**Document text:**
Got my camera out to take a photo and was immediately surrounded by a gang of about half a dozen teenagers. New to the city (and the country, and the continent) I spent much of the next fifteen minutes trying to work out whether these kids were going to be trouble or not, but they weren't. Just piss-takers. One wanted me to teach him how to use my camera - fat chance. Another encouraged me to chat up any white women we walked past. A third tried to convince me that they were going to kidnap me, and a fourth informed me helpfully that 'bankrobber' is a Chichewa greeting. "We'll follow you wherever you go," they promised, before getting bored and wandering off.

So I walked, sweating, through the old town. There was a large concentration of westerners at the supermarket and a large concentration of touts at the souvenir market. There were lots of banks, and shops selling clothes and hardware, and traffic, dust and concrete and abandoned buildings that were about to fall over. The highest buildings were a couple of minarets in a deeply Christian country. The dry-season remains of the Lilongwe river trudged through the middle.

**Provided data:**
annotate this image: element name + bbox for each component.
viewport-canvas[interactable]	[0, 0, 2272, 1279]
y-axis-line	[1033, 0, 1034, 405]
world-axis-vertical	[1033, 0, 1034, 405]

**Task to complete:** Write a continuation of the account of the walk through Lilongwe, picking up right after its last sentence. The lines are separate material and have nothing to do with the account of the walk through Lilongwe.

**Task answer:**
Got in a minibus, aiming for a wildlife reserve that my guidebook mentioned. Failed to find it; missed my stop. The bus was going to Capital City, the new town that was built when Lilongwe became the capital in the seventies, so I decided to stay on the bus until it got there. Failed to find that, too: the place was like an African Milton Keynes, with nowhere that looked like a town centre to get off at. Then the town petered out. We came to the end of the paved road, where I expected the bus to turn round, and we carried on: past the market stalls and the mud brick houses where people would get on the bus solely to lug a 50kg bag of maize two hundred yards. I suppose this is what passes for suburbs in Malawi but it felt like I'd been plunged into the sticks. I recommend it.

Eventually the bus turned round and dropped me at a wildlife sanctuary thing; it wasn't a zoo, I was assured, but it looked like one (albeit a humane zoo, as these things go). Another minibus took me back to the old town.

Walking back to the hostel as it started to get dark, I made a friend. It took him ten minutes of conversation - where you from? where you staying? do you like Malawi? what football team do you support? - before he started trying to sell me some paintings. And I bought one. I'm going to have to practice my 'fuck off' face.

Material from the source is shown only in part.